[Aim]:
Tally up the lines where the string "mentioned" appears; reply with the number only.

Recorded data
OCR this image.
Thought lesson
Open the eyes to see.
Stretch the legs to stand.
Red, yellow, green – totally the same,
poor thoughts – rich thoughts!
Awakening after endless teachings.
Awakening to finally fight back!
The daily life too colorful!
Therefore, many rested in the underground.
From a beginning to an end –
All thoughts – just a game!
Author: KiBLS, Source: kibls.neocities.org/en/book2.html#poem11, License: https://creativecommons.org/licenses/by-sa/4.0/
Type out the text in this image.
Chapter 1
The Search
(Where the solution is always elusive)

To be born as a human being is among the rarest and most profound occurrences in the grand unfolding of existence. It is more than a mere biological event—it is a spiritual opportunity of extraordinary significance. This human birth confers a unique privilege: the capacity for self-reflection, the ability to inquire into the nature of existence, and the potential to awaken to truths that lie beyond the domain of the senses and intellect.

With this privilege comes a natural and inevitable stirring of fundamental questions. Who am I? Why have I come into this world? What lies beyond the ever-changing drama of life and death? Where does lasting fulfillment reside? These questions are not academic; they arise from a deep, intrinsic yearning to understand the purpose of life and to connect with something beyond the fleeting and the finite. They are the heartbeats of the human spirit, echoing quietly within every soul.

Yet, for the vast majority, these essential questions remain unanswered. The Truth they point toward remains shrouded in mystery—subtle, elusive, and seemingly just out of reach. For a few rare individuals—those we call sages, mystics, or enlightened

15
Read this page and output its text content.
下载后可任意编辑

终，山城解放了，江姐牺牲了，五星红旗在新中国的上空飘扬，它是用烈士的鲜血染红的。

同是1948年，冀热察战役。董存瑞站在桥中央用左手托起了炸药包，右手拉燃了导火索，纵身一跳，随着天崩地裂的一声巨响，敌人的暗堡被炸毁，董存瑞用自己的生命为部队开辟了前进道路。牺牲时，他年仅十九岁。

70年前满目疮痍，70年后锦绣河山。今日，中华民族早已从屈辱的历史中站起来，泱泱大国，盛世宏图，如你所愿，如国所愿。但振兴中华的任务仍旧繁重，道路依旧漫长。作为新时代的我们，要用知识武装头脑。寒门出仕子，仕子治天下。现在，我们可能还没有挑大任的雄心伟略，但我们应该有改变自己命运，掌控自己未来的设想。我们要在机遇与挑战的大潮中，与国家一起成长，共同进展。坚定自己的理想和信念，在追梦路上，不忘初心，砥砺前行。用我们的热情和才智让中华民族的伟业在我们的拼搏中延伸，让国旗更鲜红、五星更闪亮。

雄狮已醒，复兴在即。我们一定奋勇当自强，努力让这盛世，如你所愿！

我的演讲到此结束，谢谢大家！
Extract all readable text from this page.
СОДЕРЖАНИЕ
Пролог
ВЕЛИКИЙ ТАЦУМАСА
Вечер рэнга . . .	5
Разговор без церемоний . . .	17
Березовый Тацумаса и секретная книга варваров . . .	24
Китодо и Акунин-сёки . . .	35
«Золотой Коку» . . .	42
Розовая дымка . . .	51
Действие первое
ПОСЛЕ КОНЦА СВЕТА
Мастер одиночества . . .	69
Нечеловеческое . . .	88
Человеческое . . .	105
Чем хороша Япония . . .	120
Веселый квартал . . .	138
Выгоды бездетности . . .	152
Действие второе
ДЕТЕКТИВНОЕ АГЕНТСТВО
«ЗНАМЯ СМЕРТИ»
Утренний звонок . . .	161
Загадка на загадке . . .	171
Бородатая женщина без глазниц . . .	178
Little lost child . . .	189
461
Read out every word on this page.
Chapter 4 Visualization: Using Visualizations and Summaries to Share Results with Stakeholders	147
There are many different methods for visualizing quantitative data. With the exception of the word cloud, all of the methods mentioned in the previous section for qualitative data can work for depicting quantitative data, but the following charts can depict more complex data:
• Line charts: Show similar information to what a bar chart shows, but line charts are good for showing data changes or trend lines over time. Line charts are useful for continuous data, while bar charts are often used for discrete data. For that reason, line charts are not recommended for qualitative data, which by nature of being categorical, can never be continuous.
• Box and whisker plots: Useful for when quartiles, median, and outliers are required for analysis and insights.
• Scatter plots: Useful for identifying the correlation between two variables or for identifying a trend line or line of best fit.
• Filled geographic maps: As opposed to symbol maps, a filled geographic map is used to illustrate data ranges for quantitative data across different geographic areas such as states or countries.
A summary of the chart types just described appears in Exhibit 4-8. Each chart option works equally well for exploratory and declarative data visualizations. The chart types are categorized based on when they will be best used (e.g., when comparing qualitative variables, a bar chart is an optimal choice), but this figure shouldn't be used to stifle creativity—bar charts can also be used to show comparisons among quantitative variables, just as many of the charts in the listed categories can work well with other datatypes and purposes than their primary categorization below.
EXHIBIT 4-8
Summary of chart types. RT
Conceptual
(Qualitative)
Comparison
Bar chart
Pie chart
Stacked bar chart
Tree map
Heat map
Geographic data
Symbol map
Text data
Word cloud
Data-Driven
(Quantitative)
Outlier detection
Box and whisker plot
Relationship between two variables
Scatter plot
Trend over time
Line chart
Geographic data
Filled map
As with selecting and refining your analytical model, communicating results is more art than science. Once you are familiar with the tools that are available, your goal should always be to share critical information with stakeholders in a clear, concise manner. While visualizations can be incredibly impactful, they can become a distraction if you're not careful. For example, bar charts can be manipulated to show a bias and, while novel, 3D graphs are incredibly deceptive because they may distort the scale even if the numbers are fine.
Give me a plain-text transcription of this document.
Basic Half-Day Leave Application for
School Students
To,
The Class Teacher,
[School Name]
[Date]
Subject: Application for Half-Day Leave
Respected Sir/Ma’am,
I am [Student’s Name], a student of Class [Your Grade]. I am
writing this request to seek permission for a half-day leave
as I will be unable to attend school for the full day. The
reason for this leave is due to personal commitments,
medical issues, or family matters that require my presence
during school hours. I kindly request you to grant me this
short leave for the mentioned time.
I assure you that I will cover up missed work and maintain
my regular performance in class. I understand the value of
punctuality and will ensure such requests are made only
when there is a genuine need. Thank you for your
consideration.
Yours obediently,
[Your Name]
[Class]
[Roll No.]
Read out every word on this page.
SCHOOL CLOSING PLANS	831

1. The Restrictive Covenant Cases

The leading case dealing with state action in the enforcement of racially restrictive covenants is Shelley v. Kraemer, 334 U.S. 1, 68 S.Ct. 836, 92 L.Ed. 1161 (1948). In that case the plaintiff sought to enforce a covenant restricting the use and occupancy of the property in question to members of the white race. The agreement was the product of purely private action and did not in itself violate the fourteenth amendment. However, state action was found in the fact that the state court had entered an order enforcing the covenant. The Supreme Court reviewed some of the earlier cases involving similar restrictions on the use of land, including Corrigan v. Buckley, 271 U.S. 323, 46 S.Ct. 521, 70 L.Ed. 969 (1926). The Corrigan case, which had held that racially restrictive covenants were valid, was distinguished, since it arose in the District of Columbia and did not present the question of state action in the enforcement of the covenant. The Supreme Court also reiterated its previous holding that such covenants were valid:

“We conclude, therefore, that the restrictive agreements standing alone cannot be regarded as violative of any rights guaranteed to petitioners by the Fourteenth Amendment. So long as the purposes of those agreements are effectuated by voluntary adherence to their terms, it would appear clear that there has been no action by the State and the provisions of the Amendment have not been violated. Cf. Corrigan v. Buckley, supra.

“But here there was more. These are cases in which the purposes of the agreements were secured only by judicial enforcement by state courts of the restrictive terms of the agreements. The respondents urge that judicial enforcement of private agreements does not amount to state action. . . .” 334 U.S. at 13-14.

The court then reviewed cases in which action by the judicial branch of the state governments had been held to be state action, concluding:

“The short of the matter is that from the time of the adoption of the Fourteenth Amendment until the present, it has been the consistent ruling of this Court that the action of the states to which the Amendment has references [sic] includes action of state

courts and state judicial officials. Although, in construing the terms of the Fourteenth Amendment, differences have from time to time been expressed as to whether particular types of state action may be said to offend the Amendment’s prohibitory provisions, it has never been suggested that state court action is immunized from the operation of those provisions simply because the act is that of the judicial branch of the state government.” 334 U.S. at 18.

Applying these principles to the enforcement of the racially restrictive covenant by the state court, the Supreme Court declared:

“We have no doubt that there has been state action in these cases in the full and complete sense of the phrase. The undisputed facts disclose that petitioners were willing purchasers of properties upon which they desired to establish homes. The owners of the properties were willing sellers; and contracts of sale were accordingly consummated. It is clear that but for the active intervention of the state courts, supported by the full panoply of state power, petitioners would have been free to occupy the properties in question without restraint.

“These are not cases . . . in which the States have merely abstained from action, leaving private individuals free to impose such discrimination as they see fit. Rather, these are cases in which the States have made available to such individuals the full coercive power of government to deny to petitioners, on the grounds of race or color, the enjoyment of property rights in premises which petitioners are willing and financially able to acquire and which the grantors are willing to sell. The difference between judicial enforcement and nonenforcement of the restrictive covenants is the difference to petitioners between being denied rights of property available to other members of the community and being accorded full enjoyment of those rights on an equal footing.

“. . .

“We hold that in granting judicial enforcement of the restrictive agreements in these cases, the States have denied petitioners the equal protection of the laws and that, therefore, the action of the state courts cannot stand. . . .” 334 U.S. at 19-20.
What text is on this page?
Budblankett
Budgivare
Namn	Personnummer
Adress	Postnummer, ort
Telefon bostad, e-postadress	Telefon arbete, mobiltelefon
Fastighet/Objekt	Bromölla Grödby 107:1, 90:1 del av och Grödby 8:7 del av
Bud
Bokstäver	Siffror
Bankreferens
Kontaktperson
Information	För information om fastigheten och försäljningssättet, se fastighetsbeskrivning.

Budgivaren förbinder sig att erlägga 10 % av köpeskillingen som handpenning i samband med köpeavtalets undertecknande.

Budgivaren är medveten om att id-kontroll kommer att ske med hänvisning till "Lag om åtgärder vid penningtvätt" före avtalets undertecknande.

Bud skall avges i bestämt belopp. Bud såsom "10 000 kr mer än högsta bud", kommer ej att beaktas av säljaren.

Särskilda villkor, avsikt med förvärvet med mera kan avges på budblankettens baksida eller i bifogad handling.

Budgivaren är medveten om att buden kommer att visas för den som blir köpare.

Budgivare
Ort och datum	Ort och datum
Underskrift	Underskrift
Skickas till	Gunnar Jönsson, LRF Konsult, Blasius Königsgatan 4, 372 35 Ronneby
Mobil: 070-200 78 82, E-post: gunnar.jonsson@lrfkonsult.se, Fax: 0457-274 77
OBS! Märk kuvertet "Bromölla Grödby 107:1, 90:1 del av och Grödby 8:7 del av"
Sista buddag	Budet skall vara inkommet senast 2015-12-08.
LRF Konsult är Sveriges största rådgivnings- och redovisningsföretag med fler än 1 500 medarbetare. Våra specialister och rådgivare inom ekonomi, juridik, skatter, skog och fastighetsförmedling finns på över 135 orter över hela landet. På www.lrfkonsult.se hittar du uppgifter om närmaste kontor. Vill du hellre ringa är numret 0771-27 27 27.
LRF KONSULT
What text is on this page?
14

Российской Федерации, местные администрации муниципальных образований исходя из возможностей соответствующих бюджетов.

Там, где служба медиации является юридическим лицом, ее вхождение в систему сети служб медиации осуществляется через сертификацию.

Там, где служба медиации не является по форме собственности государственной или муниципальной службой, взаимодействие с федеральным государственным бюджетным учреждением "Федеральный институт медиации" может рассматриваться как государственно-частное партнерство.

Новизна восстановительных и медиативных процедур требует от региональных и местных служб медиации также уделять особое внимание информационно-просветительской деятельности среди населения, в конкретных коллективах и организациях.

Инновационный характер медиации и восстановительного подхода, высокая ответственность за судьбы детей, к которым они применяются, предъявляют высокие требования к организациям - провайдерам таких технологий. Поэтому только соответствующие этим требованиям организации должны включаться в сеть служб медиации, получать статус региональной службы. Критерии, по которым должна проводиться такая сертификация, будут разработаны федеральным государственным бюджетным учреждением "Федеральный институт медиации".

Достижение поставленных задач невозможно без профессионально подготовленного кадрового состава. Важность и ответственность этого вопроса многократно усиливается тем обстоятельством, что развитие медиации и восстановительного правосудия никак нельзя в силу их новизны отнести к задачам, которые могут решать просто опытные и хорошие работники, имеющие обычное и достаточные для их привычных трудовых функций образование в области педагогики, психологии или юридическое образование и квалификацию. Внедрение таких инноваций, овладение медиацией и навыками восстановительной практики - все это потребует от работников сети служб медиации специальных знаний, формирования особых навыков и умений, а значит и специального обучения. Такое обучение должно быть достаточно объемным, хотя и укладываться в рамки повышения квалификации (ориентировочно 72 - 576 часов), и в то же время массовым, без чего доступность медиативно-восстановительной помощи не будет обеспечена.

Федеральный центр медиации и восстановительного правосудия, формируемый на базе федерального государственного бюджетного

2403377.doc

[Solution for this exercise]:
2